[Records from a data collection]
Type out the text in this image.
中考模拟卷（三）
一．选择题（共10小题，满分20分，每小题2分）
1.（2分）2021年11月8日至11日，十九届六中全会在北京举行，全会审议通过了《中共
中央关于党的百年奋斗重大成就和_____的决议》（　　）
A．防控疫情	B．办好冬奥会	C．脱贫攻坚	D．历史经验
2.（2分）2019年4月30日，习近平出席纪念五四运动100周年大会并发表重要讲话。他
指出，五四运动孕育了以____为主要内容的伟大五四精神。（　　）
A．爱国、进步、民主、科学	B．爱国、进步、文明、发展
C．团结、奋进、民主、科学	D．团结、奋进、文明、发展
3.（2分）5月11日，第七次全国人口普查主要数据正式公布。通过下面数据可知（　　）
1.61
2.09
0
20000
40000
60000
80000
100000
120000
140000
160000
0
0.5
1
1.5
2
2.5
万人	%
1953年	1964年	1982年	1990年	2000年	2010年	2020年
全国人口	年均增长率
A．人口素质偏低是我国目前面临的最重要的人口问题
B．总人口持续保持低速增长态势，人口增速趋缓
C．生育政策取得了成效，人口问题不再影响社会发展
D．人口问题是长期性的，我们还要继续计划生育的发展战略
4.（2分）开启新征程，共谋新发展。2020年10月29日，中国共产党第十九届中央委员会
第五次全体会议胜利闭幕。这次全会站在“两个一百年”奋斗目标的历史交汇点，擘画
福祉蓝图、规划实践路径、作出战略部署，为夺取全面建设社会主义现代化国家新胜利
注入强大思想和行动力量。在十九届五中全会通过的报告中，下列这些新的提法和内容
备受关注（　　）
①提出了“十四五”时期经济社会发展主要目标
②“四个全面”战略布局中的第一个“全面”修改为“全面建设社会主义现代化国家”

Task to complete:
Write down the full listing again, exactly.

Final answer:
Type out the text in this image.
中考模拟卷（三）
一．选择题（共10小题，满分20分，每小题2分）
1.（2分）2021年11月8日至11日，十九届六中全会在北京举行，全会审议通过了《中共
中央关于党的百年奋斗重大成就和_____的决议》（　　）
A．防控疫情	B．办好冬奥会	C．脱贫攻坚	D．历史经验
2.（2分）2019年4月30日，习近平出席纪念五四运动100周年大会并发表重要讲话。他
指出，五四运动孕育了以____为主要内容的伟大五四精神。（　　）
A．爱国、进步、民主、科学	B．爱国、进步、文明、发展
C．团结、奋进、民主、科学	D．团结、奋进、文明、发展
3.（2分）5月11日，第七次全国人口普查主要数据正式公布。通过下面数据可知（　　）
1.61
2.09
0
20000
40000
60000
80000
100000
120000
140000
160000
0
0.5
1
1.5
2
2.5
万人	%
1953年	1964年	1982年	1990年	2000年	2010年	2020年
全国人口	年均增长率
A．人口素质偏低是我国目前面临的最重要的人口问题
B．总人口持续保持低速增长态势，人口增速趋缓
C．生育政策取得了成效，人口问题不再影响社会发展
D．人口问题是长期性的，我们还要继续计划生育的发展战略
4.（2分）开启新征程，共谋新发展。2020年10月29日，中国共产党第十九届中央委员会
第五次全体会议胜利闭幕。这次全会站在“两个一百年”奋斗目标的历史交汇点，擘画
福祉蓝图、规划实践路径、作出战略部署，为夺取全面建设社会主义现代化国家新胜利
注入强大思想和行动力量。在十九届五中全会通过的报告中，下列这些新的提法和内容
备受关注（　　）
①提出了“十四五”时期经济社会发展主要目标
②“四个全面”战略布局中的第一个“全面”修改为“全面建设社会主义现代化国家”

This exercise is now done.